#### Extracted entries

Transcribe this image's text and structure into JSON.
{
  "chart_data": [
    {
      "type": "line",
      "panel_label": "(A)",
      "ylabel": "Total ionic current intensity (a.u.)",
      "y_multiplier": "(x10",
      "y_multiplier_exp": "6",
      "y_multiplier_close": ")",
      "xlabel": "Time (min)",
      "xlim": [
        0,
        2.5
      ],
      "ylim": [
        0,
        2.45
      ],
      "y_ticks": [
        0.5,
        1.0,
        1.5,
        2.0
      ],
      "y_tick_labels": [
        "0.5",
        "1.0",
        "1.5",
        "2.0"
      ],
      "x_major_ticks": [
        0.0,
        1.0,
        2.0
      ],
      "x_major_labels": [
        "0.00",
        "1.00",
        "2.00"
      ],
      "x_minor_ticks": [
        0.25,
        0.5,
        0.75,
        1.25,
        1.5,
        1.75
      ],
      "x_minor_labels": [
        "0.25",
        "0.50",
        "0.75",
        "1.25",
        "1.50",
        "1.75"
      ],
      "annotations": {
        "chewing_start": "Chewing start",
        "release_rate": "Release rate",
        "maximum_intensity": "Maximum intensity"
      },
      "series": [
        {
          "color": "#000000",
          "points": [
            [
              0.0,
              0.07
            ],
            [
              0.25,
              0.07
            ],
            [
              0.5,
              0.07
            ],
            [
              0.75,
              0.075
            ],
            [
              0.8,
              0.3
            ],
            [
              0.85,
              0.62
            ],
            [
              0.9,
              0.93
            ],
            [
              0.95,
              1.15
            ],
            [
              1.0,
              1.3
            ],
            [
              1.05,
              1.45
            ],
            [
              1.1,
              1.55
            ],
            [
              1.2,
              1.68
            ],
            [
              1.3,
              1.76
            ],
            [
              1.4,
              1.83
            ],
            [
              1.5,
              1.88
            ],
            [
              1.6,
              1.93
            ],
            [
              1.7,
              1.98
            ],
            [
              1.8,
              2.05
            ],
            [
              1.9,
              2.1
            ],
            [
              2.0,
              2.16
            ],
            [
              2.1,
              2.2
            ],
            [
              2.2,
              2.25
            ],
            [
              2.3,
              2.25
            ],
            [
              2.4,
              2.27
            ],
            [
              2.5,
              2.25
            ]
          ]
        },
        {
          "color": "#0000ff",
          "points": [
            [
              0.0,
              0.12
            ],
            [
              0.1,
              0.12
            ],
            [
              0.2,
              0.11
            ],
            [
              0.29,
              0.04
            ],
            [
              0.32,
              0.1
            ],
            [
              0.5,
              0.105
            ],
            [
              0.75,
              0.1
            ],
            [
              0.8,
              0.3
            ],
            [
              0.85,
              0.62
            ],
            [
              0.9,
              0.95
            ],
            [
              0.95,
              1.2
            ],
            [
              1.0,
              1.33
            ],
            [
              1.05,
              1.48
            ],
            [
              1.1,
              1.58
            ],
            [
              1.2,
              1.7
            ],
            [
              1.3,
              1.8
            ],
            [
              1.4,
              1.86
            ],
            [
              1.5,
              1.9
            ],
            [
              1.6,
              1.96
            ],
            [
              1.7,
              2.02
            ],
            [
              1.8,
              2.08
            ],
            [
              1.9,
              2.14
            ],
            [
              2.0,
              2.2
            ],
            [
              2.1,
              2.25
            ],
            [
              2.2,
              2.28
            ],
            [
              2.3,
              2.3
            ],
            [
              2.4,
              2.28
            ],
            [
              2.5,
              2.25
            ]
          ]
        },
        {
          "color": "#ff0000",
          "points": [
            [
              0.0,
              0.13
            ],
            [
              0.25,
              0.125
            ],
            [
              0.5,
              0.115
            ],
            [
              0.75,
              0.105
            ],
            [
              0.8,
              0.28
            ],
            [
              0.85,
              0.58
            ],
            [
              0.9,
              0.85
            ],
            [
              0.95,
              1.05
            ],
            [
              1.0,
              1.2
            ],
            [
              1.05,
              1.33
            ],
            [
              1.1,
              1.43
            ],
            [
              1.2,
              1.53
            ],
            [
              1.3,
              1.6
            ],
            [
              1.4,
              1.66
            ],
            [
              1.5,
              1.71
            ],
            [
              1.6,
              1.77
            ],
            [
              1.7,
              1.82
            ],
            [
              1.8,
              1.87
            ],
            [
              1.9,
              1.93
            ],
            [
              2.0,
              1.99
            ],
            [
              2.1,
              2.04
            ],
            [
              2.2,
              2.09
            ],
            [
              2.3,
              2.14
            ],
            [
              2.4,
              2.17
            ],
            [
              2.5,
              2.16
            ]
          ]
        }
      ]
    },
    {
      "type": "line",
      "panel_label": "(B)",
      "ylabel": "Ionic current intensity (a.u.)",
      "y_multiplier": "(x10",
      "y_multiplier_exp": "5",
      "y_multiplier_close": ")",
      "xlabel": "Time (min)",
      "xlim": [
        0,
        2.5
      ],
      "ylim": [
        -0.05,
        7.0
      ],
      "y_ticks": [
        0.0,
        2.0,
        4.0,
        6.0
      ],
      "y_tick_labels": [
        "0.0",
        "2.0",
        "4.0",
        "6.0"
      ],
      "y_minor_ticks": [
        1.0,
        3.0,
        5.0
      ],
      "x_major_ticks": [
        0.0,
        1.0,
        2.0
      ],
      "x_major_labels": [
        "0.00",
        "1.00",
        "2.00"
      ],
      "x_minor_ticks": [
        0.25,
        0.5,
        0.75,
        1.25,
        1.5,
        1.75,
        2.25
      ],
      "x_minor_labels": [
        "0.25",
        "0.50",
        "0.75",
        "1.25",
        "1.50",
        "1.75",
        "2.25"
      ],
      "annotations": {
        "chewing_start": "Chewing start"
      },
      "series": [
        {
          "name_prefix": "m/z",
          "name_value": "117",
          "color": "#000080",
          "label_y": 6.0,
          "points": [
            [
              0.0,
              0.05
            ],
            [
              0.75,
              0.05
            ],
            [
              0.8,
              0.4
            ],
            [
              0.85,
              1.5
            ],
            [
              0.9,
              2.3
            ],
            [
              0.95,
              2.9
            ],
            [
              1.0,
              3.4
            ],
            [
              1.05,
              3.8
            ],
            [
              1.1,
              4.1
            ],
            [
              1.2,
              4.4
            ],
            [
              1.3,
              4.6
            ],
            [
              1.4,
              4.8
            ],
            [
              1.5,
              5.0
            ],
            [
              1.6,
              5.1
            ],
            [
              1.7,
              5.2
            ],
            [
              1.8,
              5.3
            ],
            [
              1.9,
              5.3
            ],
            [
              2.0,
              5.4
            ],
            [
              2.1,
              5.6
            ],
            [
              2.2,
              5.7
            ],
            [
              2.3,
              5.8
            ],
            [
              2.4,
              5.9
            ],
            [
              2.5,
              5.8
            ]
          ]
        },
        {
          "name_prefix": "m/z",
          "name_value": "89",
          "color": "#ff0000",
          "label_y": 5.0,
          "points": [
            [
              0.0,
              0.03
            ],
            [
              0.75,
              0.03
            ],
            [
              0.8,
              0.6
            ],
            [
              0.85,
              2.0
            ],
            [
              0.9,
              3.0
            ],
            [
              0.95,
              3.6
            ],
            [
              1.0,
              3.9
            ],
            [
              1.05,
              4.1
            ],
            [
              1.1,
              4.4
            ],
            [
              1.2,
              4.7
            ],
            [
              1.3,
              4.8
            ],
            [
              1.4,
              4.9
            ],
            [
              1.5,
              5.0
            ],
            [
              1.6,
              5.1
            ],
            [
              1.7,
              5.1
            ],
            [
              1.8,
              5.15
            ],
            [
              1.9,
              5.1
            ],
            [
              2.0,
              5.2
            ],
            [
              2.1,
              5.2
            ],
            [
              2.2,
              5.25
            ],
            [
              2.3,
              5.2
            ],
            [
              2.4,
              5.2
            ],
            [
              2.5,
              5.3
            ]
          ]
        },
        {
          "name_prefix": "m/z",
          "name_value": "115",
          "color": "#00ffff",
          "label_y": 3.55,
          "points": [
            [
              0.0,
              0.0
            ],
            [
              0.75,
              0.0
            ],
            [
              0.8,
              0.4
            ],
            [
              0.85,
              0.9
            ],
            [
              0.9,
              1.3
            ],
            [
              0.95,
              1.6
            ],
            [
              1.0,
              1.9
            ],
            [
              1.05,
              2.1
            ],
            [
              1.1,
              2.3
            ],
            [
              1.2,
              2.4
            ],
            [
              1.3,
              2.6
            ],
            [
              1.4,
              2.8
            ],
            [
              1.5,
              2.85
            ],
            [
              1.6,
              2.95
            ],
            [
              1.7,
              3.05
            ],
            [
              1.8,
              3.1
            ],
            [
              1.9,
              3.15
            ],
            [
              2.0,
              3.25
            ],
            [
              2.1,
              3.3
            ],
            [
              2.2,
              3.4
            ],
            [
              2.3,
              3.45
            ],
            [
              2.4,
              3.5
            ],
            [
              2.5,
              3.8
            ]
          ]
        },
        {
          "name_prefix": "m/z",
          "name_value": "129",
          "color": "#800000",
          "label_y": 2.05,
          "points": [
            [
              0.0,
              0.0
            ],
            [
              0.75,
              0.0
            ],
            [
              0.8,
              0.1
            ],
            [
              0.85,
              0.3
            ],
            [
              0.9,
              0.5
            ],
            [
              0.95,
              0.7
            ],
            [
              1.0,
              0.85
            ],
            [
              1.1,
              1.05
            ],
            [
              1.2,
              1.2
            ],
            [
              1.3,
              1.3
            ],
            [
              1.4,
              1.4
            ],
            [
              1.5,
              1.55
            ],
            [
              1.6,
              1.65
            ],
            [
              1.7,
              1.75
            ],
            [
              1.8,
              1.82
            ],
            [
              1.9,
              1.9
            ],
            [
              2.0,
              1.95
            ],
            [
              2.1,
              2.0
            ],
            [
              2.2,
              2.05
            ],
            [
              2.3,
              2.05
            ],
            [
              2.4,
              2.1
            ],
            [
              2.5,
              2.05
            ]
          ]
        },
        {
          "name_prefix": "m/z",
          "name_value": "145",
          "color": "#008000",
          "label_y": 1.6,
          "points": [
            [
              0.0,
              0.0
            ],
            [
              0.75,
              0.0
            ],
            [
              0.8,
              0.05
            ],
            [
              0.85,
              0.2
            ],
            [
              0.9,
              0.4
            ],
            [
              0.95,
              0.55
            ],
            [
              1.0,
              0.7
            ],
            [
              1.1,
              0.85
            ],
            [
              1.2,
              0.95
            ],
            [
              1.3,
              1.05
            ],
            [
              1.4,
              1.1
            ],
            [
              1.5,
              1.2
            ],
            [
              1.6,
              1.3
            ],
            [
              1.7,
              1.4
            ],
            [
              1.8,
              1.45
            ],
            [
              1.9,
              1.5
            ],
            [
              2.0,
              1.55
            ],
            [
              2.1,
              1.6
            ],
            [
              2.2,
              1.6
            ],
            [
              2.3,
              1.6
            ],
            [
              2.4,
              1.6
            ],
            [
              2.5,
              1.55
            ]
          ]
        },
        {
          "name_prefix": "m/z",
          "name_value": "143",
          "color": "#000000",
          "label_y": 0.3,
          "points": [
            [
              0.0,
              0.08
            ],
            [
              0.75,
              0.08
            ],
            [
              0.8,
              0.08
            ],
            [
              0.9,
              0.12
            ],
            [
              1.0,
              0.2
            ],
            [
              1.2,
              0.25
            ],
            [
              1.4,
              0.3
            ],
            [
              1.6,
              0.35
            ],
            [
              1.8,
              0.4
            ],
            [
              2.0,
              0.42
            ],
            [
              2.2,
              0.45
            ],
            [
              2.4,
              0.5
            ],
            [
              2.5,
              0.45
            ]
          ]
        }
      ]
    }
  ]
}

########

What you need to do —
Tally the lines in the listing that hold "ylabel" and report the number alone.

The answer —
2